- [EXCERPTED TEXT]

Thank you for the concern. I'll be ok.

These are my impressions of 5e. I'm not striving for the laser-guided accuracy of argument and word choice like some of the opinions in the thread up to this point.

I got into 1e because my dad had the books lying around in a cupboard. Finding them and reading them as a kid was an amazing feeling that's hard to recapture as an adult. I think you can appreciate what I mean with that.

Trying to play D&D with just the 1e books was a nightmare. My friends and I tried once and gave up. Then came 3e and I wondered why the 1e books were such terrible rule books by comparison. It wasn't until this past year after stumbling upon the OSR that I realized why: they're modular rules and guides to be understood within the framework of OD&D and/or B/X.

Since then I've run an abortive 3e campaign, played in another, and run a 5e campaign. All were linear story driven campaigns that were more or less unsatisfying. Then I found the OSR online. I spent enough time reading about old school D&D to find the open world and exploration concepts that I had been missing. I loved the idea. I dropped the linear 5e campaign I was running and immediately began working on an open world campaign.

Up until that point I had been content with 5e and found it to be a good version. Carrying on to the present day I am increasingly souring on it. I'll list my reasons below. Some of these critiques come up repeatedly in 5e forums and I'm surprised they haven't shown up in this thread.

First though: I disagree that 1e, or any previous edition of D&D, should be dismissed as obsolete or lacking merits. Likewise I don't think the newer versions (3e on) are without merit either. I greatly enjoy that older editions were rough around the edges even if I don't always like the mechanics. I view the development of the game as an iterative process and it's fun for me to see how that happened. I'm not interested in which edition is better or worse. They all have something to offer me as I search for my platonic ideal of D&D.

- [TASK INSTRUCTIONS] Extract the part of the forum post on D&D editions that starts at the words "Since then I've" and ends after the words "open world campaign.", copying it word for word.

Records showing where elements appear:
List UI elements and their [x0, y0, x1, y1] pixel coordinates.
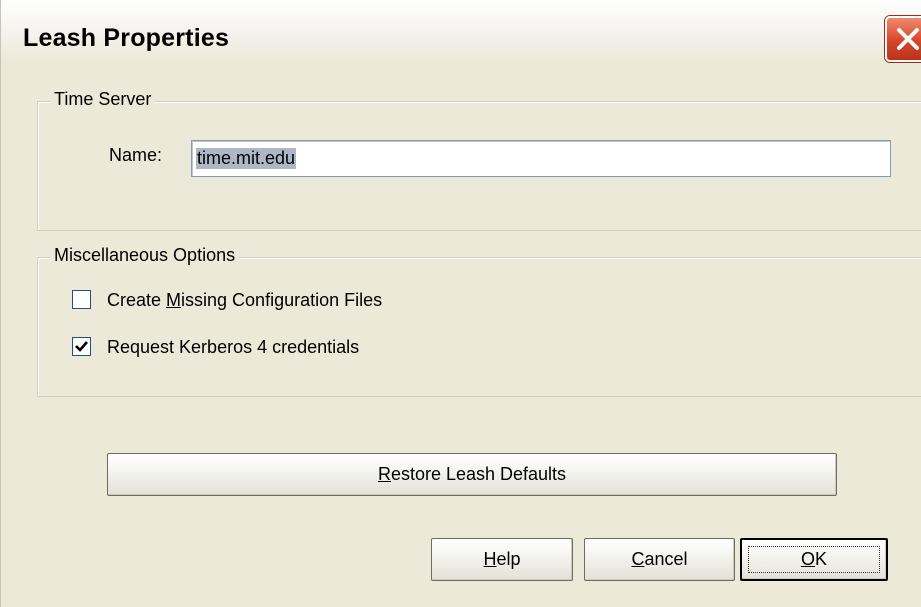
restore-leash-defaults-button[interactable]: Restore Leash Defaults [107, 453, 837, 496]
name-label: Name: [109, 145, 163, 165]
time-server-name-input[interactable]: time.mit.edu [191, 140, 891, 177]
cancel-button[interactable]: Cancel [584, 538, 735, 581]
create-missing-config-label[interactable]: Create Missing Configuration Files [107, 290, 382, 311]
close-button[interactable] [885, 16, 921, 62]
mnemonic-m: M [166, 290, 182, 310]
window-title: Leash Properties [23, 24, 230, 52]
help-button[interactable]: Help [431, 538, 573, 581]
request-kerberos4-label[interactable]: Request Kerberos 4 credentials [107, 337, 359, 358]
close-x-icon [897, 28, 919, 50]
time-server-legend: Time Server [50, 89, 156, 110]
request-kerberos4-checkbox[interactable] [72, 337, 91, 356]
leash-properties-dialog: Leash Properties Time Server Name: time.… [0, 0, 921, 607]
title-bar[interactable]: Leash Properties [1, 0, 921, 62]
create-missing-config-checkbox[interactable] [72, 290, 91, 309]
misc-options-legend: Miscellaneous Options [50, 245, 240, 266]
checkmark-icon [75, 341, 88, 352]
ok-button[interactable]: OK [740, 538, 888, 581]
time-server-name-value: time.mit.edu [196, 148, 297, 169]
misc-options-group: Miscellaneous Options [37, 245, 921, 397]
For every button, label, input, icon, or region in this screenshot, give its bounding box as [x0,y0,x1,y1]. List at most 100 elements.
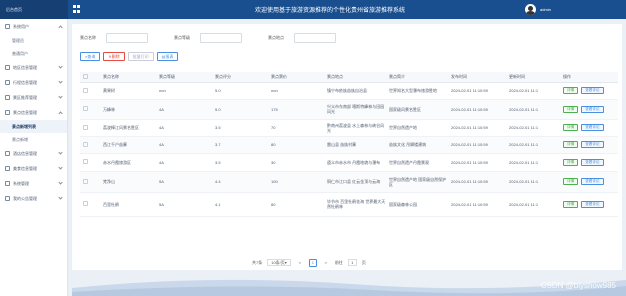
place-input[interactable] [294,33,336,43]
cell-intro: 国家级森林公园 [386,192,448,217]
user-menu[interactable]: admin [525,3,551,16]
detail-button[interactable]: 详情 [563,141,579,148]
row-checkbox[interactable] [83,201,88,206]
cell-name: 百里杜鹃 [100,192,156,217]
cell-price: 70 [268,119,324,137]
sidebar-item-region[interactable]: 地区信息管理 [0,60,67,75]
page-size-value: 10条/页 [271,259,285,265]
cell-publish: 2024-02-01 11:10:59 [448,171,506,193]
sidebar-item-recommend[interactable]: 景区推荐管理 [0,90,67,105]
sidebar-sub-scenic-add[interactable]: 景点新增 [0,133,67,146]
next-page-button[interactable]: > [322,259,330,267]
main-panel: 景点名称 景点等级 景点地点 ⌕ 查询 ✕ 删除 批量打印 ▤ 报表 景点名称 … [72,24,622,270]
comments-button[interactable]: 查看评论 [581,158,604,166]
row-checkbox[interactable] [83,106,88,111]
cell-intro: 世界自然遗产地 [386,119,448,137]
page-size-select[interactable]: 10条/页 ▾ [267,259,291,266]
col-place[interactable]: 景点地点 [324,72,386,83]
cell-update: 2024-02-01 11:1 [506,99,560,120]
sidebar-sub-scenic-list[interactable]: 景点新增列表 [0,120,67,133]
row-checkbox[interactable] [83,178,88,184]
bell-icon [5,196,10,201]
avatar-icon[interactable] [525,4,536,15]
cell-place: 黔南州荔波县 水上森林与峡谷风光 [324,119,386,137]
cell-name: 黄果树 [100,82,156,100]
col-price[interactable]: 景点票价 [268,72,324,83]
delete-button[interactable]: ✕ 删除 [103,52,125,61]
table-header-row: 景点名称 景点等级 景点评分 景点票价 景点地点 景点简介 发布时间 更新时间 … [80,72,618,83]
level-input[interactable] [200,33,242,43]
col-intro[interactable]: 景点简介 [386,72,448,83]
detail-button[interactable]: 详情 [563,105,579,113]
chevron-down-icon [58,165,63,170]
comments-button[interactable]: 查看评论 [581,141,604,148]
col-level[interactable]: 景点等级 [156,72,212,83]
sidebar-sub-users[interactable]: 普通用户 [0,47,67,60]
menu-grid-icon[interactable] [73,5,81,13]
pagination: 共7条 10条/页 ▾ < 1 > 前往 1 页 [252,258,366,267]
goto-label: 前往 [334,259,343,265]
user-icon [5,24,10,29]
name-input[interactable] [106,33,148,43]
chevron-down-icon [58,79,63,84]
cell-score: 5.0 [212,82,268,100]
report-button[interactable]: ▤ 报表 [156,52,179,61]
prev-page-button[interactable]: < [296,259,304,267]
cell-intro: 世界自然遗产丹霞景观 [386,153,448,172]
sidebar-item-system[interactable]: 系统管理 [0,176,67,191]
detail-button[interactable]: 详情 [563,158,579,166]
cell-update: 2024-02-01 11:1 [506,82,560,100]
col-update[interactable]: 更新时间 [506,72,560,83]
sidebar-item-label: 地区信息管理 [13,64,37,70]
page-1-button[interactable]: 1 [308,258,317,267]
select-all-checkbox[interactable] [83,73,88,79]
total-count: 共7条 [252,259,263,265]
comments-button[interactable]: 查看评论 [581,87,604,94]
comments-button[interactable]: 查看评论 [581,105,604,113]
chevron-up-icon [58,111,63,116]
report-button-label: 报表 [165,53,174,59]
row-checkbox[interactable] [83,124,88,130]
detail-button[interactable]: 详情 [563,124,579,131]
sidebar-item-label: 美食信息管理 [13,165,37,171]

- [ANSWER FOR THIS EXERCISE]
Since then I've run an abortive 3e campaign, played in another, and run a 5e campaign. All were linear story driven campaigns that were more or less unsatisfying. Then I found the OSR online. I spent enough time reading about old school D&D to find the open world and exploration concepts that I had been missing. I loved the idea. I dropped the linear 5e campaign I was running and immediately began working on an open world campaign.